═════ Stored data ═════

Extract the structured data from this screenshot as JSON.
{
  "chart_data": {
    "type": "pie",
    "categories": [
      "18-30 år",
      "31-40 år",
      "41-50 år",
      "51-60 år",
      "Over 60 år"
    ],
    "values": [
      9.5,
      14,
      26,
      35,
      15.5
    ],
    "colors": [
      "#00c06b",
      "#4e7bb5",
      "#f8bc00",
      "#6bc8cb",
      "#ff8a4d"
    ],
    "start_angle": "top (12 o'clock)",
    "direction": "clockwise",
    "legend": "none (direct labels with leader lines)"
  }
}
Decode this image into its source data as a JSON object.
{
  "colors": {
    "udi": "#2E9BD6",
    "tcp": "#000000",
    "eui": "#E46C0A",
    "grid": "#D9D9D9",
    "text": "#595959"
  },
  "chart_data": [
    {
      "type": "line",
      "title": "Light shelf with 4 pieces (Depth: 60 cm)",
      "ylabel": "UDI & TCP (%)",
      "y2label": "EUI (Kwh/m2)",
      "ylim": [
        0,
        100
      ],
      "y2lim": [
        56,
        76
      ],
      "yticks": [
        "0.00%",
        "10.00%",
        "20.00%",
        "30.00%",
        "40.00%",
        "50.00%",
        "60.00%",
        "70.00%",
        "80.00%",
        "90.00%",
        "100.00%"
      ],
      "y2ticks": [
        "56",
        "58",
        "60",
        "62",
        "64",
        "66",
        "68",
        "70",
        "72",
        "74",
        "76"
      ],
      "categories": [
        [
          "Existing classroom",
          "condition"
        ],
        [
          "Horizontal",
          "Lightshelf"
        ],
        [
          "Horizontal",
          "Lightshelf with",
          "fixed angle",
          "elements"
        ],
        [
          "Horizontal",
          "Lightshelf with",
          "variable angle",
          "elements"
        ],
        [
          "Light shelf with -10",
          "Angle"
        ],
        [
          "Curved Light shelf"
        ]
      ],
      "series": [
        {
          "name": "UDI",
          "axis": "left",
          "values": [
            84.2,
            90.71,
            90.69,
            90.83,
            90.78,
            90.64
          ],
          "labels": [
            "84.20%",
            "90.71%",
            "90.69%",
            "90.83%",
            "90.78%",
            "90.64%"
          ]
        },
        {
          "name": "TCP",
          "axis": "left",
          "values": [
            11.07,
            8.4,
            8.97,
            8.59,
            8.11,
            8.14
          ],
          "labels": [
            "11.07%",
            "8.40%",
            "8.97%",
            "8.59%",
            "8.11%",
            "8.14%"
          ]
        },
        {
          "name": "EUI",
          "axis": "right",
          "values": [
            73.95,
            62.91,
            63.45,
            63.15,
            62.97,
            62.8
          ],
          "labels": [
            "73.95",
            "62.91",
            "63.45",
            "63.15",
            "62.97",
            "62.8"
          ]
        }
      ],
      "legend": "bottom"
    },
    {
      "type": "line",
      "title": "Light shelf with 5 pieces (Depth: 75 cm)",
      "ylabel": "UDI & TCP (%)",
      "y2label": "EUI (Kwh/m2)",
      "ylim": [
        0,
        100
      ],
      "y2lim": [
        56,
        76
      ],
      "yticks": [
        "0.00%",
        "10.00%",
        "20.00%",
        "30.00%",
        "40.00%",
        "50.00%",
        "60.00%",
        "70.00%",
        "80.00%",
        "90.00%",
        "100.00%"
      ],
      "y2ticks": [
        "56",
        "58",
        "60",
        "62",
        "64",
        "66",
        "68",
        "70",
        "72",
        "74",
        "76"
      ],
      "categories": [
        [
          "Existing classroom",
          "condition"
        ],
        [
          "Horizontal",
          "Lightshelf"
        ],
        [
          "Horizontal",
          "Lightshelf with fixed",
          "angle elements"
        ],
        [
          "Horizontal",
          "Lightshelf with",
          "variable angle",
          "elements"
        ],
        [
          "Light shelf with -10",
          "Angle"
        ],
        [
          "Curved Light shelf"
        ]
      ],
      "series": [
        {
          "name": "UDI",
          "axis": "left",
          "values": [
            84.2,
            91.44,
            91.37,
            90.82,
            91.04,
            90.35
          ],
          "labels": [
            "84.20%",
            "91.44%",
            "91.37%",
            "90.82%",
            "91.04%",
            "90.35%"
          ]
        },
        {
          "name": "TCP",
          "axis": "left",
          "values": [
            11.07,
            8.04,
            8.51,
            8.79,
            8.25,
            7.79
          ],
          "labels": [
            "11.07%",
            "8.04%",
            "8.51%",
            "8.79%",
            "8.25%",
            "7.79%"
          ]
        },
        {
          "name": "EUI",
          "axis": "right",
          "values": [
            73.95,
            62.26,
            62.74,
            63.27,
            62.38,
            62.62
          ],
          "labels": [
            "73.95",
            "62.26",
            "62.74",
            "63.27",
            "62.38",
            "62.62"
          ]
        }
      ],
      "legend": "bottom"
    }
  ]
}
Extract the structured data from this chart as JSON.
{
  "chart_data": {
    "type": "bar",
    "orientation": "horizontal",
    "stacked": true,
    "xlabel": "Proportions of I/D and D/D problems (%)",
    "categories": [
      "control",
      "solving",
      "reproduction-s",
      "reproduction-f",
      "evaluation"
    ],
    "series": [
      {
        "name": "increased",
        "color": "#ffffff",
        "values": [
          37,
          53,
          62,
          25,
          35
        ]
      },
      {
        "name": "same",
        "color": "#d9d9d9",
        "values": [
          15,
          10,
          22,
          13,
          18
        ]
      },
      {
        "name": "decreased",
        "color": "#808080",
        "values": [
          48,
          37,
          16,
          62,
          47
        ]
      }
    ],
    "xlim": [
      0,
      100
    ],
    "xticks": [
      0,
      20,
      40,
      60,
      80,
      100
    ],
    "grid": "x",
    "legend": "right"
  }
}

═════

* Requirements *
Select and copy every line of the material that holds the string "this".

* Exercise output *
Extract the structured data from this screenshot as JSON.
Decode this image into its source data as a JSON object.
Extract the structured data from this chart as JSON.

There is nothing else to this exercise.